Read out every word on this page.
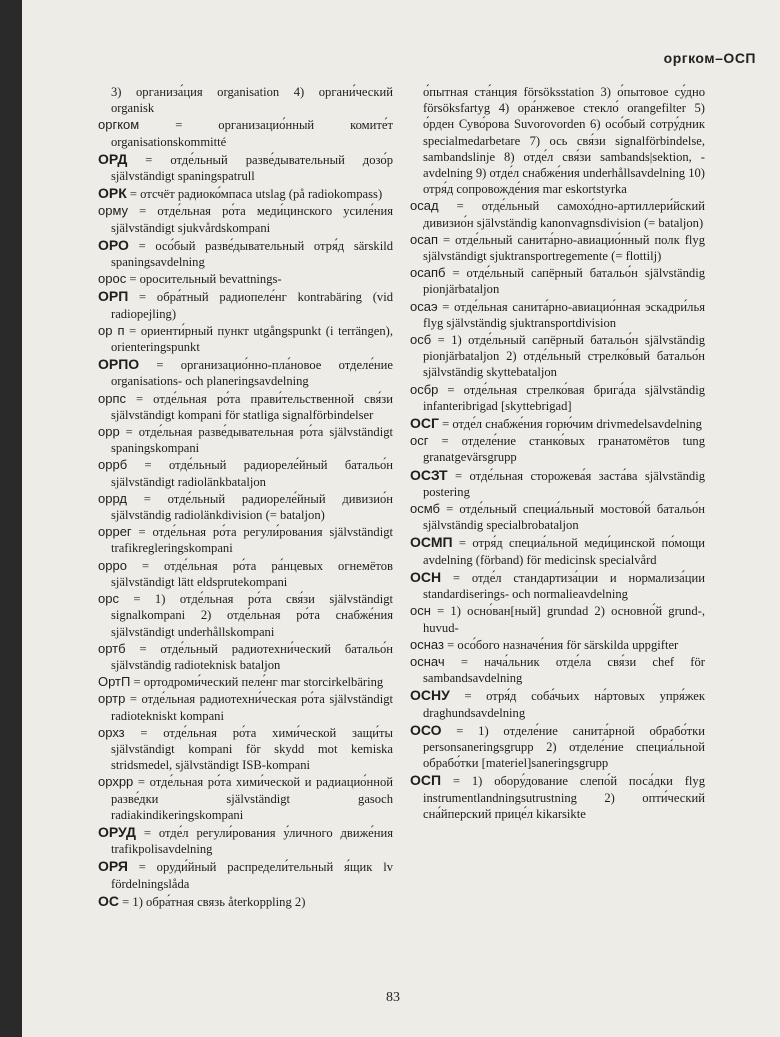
оргком–ОСП
3) организа́ция organisation 4) органи́ческий organisk
оргком = организацио́нный комите́т organisationskommitté
ОРД = отде́льный разве́дывательный дозо́р självständigt spaningspatrull
ОРК = отсчёт радиоко́мпаса utslag (på radiokompass)
орму = отде́льная ро́та меди́цинского усиле́ния självständigt sjukvårdskompani
ОРО = осо́бый разве́дывательный отря́д särskild spaningsavdelning
орос = оросительный bevattnings-
ОРП = обра́тный радиопеле́нг kontrabäring (vid radiopejling)
ор п = ориенти́рный пункт utgångspunkt (i terrängen), orienteringspunkt
ОРПО = организацио́нно-пла́новое отделе́ние organisations- och planeringsavdelning
орпс = отде́льная ро́та прави́тельственной свя́зи självständigt kompani för statliga signalförbindelser
орр = отде́льная разве́дывательная ро́та självständigt spaningskompani
оррб = отде́льный радиореле́йный батальо́н självständigt radiolänkbataljon
оррд = отде́льный радиореле́йный дивизио́н självständig radiolänkdivision (= bataljon)
оррег = отде́льная ро́та регули́рования självständigt trafikregleringskompani
орро = отде́льная ро́та ра́нцевых огнемётов självständigt lätt eldsprutekompani
орс = 1) отде́льная ро́та свя́зи självständigt signalkompani 2) отде́льная ро́та снабже́ния självständigt underhållskompani
ортб = отде́льный радиотехни́ческий батальо́н självständig radioteknisk bataljon
ОртП = ортодроми́ческий пеле́нг mar storcirkelbäring
ортр = отде́льная радиотехни́ческая ро́та självständigt radiotekniskt kompani
орхз = отде́льная ро́та хими́ческой защи́ты självständigt kompani för skydd mot kemiska stridsmedel, självständigt ISB-kompani
орхрр = отде́льная ро́та хими́ческой и радиацио́нной разве́дки självständigt gasoch radiakindikeringskompani
ОРУД = отде́л регули́рования у́личного движе́ния trafikpolisavdelning
ОРЯ = оруди́йный распредели́тельный я́щик lv fördelningslåda
ОС = 1) обра́тная связь återkoppling 2)
о́пытная ста́нция försöksstation 3) о́пытовое су́дно försöksfartyg 4) ора́нжевое стекло́ orangefilter 5) о́рден Суво́рова Suvorovorden 6) осо́бый сотру́дник specialmedarbetare 7) ось свя́зи signalförbindelse, sambandslinje 8) отде́л свя́зи sambands|sektion, -avdelning 9) отде́л снабже́ния underhållsavdelning 10) отря́д сопровожде́ния mar eskortstyrka
осад = отде́льный самохо́дно-артиллери́йский дивизио́н självständig kanonvagnsdivision (= bataljon)
осап = отде́льный санита́рно-авиацио́нный полк flyg självständigt sjuktransportregemente (= flottilj)
осапб = отде́льный сапёрный батальо́н självständig pionjärbataljon
осаэ = отде́льная санита́рно-авиацио́нная эскадри́лья flyg självständig sjuktransportdivision
осб = 1) отде́льный сапёрный батальо́н självständig pionjärbataljon 2) отде́льный стрелко́вый батальо́н självständig skyttebataljon
осбр = отде́льная стрелко́вая брига́да självständig infanteribrigad [skyttebrigad]
ОСГ = отде́л снабже́ния горю́чим drivmedelsavdelning
осг = отделе́ние станко́вых гранатомётов tung granatgevärsgrupp
ОСЗТ = отде́льная сторожева́я заста́ва självständig postering
осмб = отде́льный специа́льный мостово́й батальо́н självständig specialbrobataljon
ОСМП = отря́д специа́льной меди́цинской по́мощи avdelning (förband) för medicinsk specialvård
ОСН = отде́л стандартиза́ции и нормализа́ции standardiserings- och normalieavdelning
осн = 1) осно́ван[ный] grundad 2) основно́й grund-, huvud-
осназ = осо́бого назначе́ния för särskilda uppgifter
оснач = нача́льник отде́ла свя́зи chef för sambandsavdelning
ОСНУ = отря́д соба́чьих на́ртовых упря́жек draghundsavdelning
ОСО = 1) отделе́ние санита́рной обрабо́тки personsaneringsgrupp 2) отделе́ние специа́льной обрабо́тки [materiel]saneringsgrupp
ОСП = 1) обору́дование слепо́й поса́дки flyg instrumentlandningsutrustning 2) опти́ческий сна́йперский прице́л kikarsikte
83
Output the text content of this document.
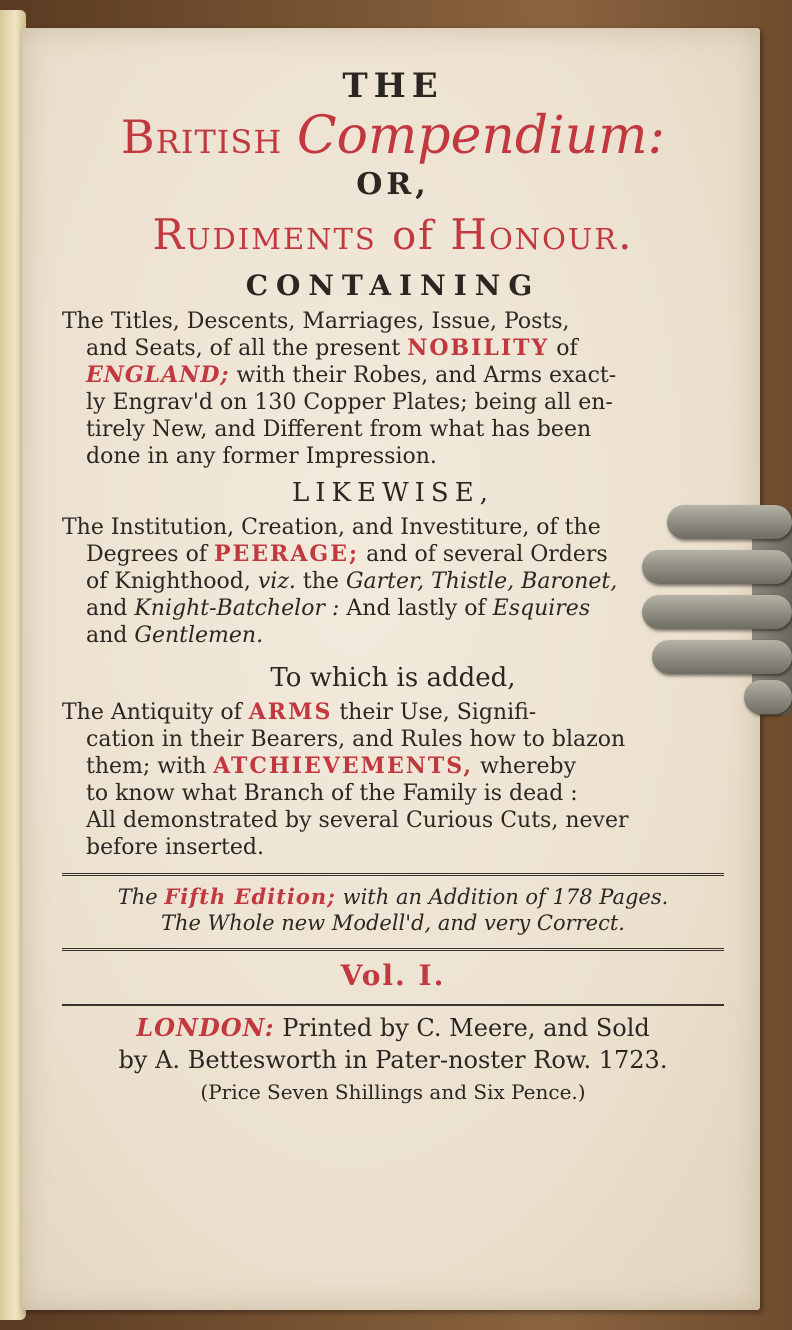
THE
British Compendium:
OR,
Rudiments of Honour.
CONTAINING
The Titles, Descents, Marriages, Issue, Posts,
and Seats, of all the present NOBILITY of
ENGLAND; with their Robes, and Arms exact-
ly Engrav'd on 130 Copper Plates; being all en-
tirely New, and Different from what has been
done in any former Impression.
LIKEWISE,
The Institution, Creation, and Investiture, of the
Degrees of PEERAGE; and of several Orders
of Knighthood, viz. the Garter, Thistle, Baronet,
and Knight-Batchelor : And lastly of Esquires
and Gentlemen.
To which is added,
The Antiquity of ARMS their Use, Signifi-
cation in their Bearers, and Rules how to blazon
them; with ATCHIEVEMENTS, whereby
to know what Branch of the Family is dead :
All demonstrated by several Curious Cuts, never
before inserted.
The Fifth Edition; with an Addition of 178 Pages.
The Whole new Modell'd, and very Correct.
Vol. I.
LONDON: Printed by C. Meere, and Sold
by A. Bettesworth in Pater-noster Row. 1723.
(Price Seven Shillings and Six Pence.)
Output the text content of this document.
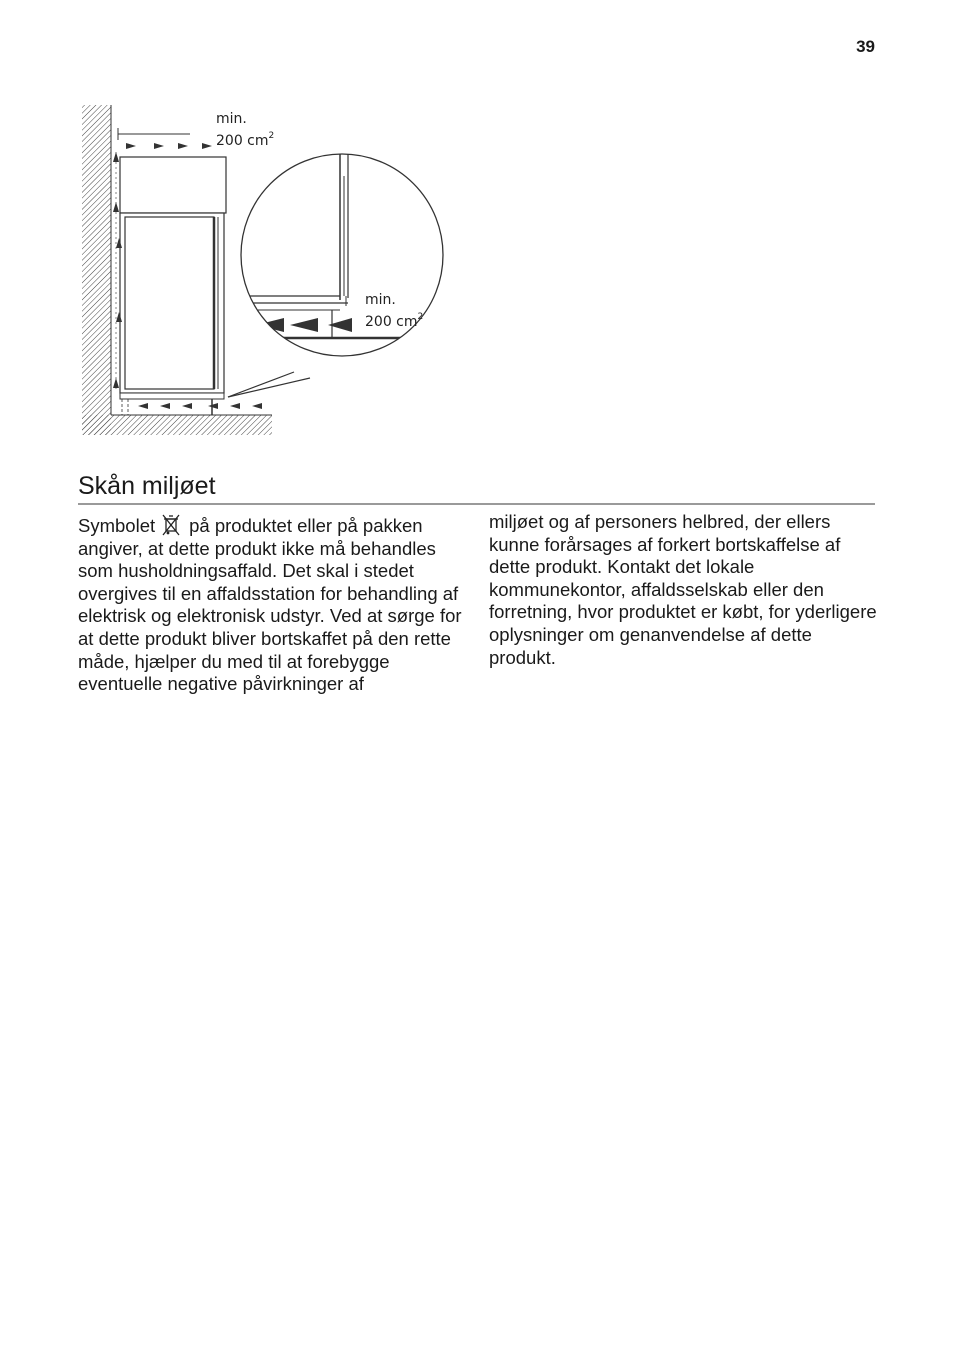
39
min.
200 $cm^2$
min.
200 $cm^2$
Skån miljøet

Symbolet på produktet eller på pakken angiver, at dette produkt ikke må behandles som husholdningsaffald. Det skal i stedet overgives til en affaldsstation for behandling af elektrisk og elektronisk udstyr. Ved at sørge for at dette produkt bliver bortskaffet på den rette måde, hjælper du med til at forebygge eventuelle negative påvirkninger af

miljøet og af personers helbred, der ellers kunne forårsages af forkert bortskaffelse af dette produkt. Kontakt det lokale kommunekontor, affaldsselskab eller den forretning, hvor produktet er købt, for yderligere oplysninger om genanvendelse af dette produkt.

THE EXERCISE: Repeat the entries exactly. Pictures are excluded from the copy.

EXERCISE ANSWER:
Read out every word on this page.
оргком–ОСП
3) организа́ция organisation 4) органи́ческий organisk
оргком = организацио́нный комите́т organisationskommitté
ОРД = отде́льный разве́дывательный дозо́р självständigt spaningspatrull
ОРК = отсчёт радиоко́мпаса utslag (på radiokompass)
орму = отде́льная ро́та меди́цинского усиле́ния självständigt sjukvårdskompani
ОРО = осо́бый разве́дывательный отря́д särskild spaningsavdelning
орос = оросительный bevattnings-
ОРП = обра́тный радиопеле́нг kontrabäring (vid radiopejling)
ор п = ориенти́рный пункт utgångspunkt (i terrängen), orienteringspunkt
ОРПО = организацио́нно-пла́новое отделе́ние organisations- och planeringsavdelning
орпс = отде́льная ро́та прави́тельственной свя́зи självständigt kompani för statliga signalförbindelser
орр = отде́льная разве́дывательная ро́та självständigt spaningskompani
оррб = отде́льный радиореле́йный батальо́н självständigt radiolänkbataljon
оррд = отде́льный радиореле́йный дивизио́н självständig radiolänkdivision (= bataljon)
оррег = отде́льная ро́та регули́рования självständigt trafikregleringskompani
орро = отде́льная ро́та ра́нцевых огнемётов självständigt lätt eldsprutekompani
орс = 1) отде́льная ро́та свя́зи självständigt signalkompani 2) отде́льная ро́та снабже́ния självständigt underhållskompani
ортб = отде́льный радиотехни́ческий батальо́н självständig radioteknisk bataljon
ОртП = ортодроми́ческий пеле́нг mar storcirkelbäring
ортр = отде́льная радиотехни́ческая ро́та självständigt radiotekniskt kompani
орхз = отде́льная ро́та хими́ческой защи́ты självständigt kompani för skydd mot kemiska stridsmedel, självständigt ISB-kompani
орхрр = отде́льная ро́та хими́ческой и радиацио́нной разве́дки självständigt gasoch radiakindikeringskompani
ОРУД = отде́л регули́рования у́личного движе́ния trafikpolisavdelning
ОРЯ = оруди́йный распредели́тельный я́щик lv fördelningslåda
ОС = 1) обра́тная связь återkoppling 2)
о́пытная ста́нция försöksstation 3) о́пытовое су́дно försöksfartyg 4) ора́нжевое стекло́ orangefilter 5) о́рден Суво́рова Suvorovorden 6) осо́бый сотру́дник specialmedarbetare 7) ось свя́зи signalförbindelse, sambandslinje 8) отде́л свя́зи sambands|sektion, -avdelning 9) отде́л снабже́ния underhållsavdelning 10) отря́д сопровожде́ния mar eskortstyrka
осад = отде́льный самохо́дно-артиллери́йский дивизио́н självständig kanonvagnsdivision (= bataljon)
осап = отде́льный санита́рно-авиацио́нный полк flyg självständigt sjuktransportregemente (= flottilj)
осапб = отде́льный сапёрный батальо́н självständig pionjärbataljon
осаэ = отде́льная санита́рно-авиацио́нная эскадри́лья flyg självständig sjuktransportdivision
осб = 1) отде́льный сапёрный батальо́н självständig pionjärbataljon 2) отде́льный стрелко́вый батальо́н självständig skyttebataljon
осбр = отде́льная стрелко́вая брига́да självständig infanteribrigad [skyttebrigad]
ОСГ = отде́л снабже́ния горю́чим drivmedelsavdelning
осг = отделе́ние станко́вых гранатомётов tung granatgevärsgrupp
ОСЗТ = отде́льная сторожева́я заста́ва självständig postering
осмб = отде́льный специа́льный мостово́й батальо́н självständig specialbrobataljon
ОСМП = отря́д специа́льной меди́цинской по́мощи avdelning (förband) för medicinsk specialvård
ОСН = отде́л стандартиза́ции и нормализа́ции standardiserings- och normalieavdelning
осн = 1) осно́ван[ный] grundad 2) основно́й grund-, huvud-
осназ = осо́бого назначе́ния för särskilda uppgifter
оснач = нача́льник отде́ла свя́зи chef för sambandsavdelning
ОСНУ = отря́д соба́чьих на́ртовых упря́жек draghundsavdelning
ОСО = 1) отделе́ние санита́рной обрабо́тки personsaneringsgrupp 2) отделе́ние специа́льной обрабо́тки [materiel]saneringsgrupp
ОСП = 1) обору́дование слепо́й поса́дки flyg instrumentlandningsutrustning 2) опти́ческий сна́йперский прице́л kikarsikte
83
Output the text content of this document.
THE
British Compendium:
OR,
Rudiments of Honour.
CONTAINING
The Titles, Descents, Marriages, Issue, Posts,
and Seats, of all the present NOBILITY of
ENGLAND; with their Robes, and Arms exact-
ly Engrav'd on 130 Copper Plates; being all en-
tirely New, and Different from what has been
done in any former Impression.
LIKEWISE,
The Institution, Creation, and Investiture, of the
Degrees of PEERAGE; and of several Orders
of Knighthood, viz. the Garter, Thistle, Baronet,
and Knight-Batchelor : And lastly of Esquires
and Gentlemen.
To which is added,
The Antiquity of ARMS their Use, Signifi-
cation in their Bearers, and Rules how to blazon
them; with ATCHIEVEMENTS, whereby
to know what Branch of the Family is dead :
All demonstrated by several Curious Cuts, never
before inserted.
The Fifth Edition; with an Addition of 178 Pages.
The Whole new Modell'd, and very Correct.
Vol. I.
LONDON: Printed by C. Meere, and Sold
by A. Bettesworth in Pater-noster Row. 1723.
(Price Seven Shillings and Six Pence.)
Output the text content of this document.
39
min.
200 $cm^2$
min.
200 $cm^2$
Skån miljøet

Symbolet på produktet eller på pakken angiver, at dette produkt ikke må behandles som husholdningsaffald. Det skal i stedet overgives til en affaldsstation for behandling af elektrisk og elektronisk udstyr. Ved at sørge for at dette produkt bliver bortskaffet på den rette måde, hjælper du med til at forebygge eventuelle negative påvirkninger af

miljøet og af personers helbred, der ellers kunne forårsages af forkert bortskaffelse af dette produkt. Kontakt det lokale kommunekontor, affaldsselskab eller den forretning, hvor produktet er købt, for yderligere oplysninger om genanvendelse af dette produkt.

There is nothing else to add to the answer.